## What is asked
Below is a block of records; return all of them exactly, but without the images.

Figure collection entries

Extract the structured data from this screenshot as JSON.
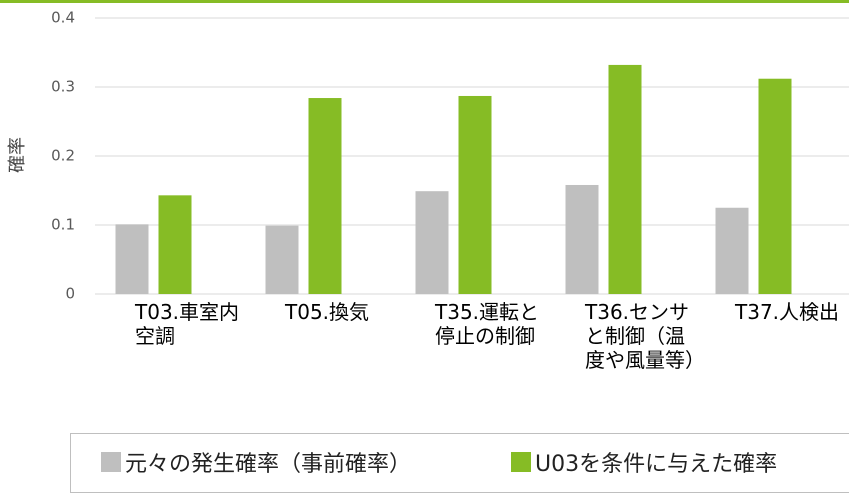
{
  "chart_data": {
    "type": "bar",
    "y_label": "確率",
    "categories": [
      "T03.車室内空調",
      "T05.換気",
      "T35.運転と停止の制御",
      "T36.センサと制御（温度や風量等）",
      "T37.人検出"
    ],
    "series": [
      {
        "name": "元々の発生確率（事前確率）",
        "color": "#bfbfbf",
        "values": [
          0.101,
          0.099,
          0.149,
          0.158,
          0.125
        ]
      },
      {
        "name": "U03を条件に与えた確率",
        "color": "#86bc25",
        "values": [
          0.143,
          0.284,
          0.287,
          0.332,
          0.312
        ]
      }
    ],
    "ylim": [
      0,
      0.4
    ],
    "yticks": [
      0,
      0.1,
      0.2,
      0.3,
      0.4
    ],
    "grid": true
  }
}
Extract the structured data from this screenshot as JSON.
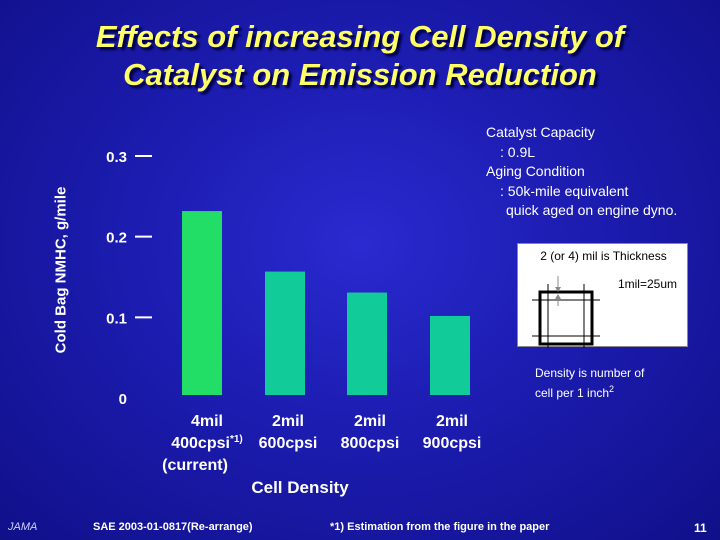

## Finished answer
Extract the structured data from this screenshot as JSON.
{
  "chart_data": {
    "type": "bar",
    "y_label": "確率",
    "categories": [
      "T03.車室内空調",
      "T05.換気",
      "T35.運転と停止の制御",
      "T36.センサと制御（温度や風量等）",
      "T37.人検出"
    ],
    "series": [
      {
        "name": "元々の発生確率（事前確率）",
        "color": "#bfbfbf",
        "values": [
          0.101,
          0.099,
          0.149,
          0.158,
          0.125
        ]
      },
      {
        "name": "U03を条件に与えた確率",
        "color": "#86bc25",
        "values": [
          0.143,
          0.284,
          0.287,
          0.332,
          0.312
        ]
      }
    ],
    "ylim": [
      0,
      0.4
    ],
    "yticks": [
      0,
      0.1,
      0.2,
      0.3,
      0.4
    ],
    "grid": true
  }
}
Extract the structured data from this screenshot as JSON.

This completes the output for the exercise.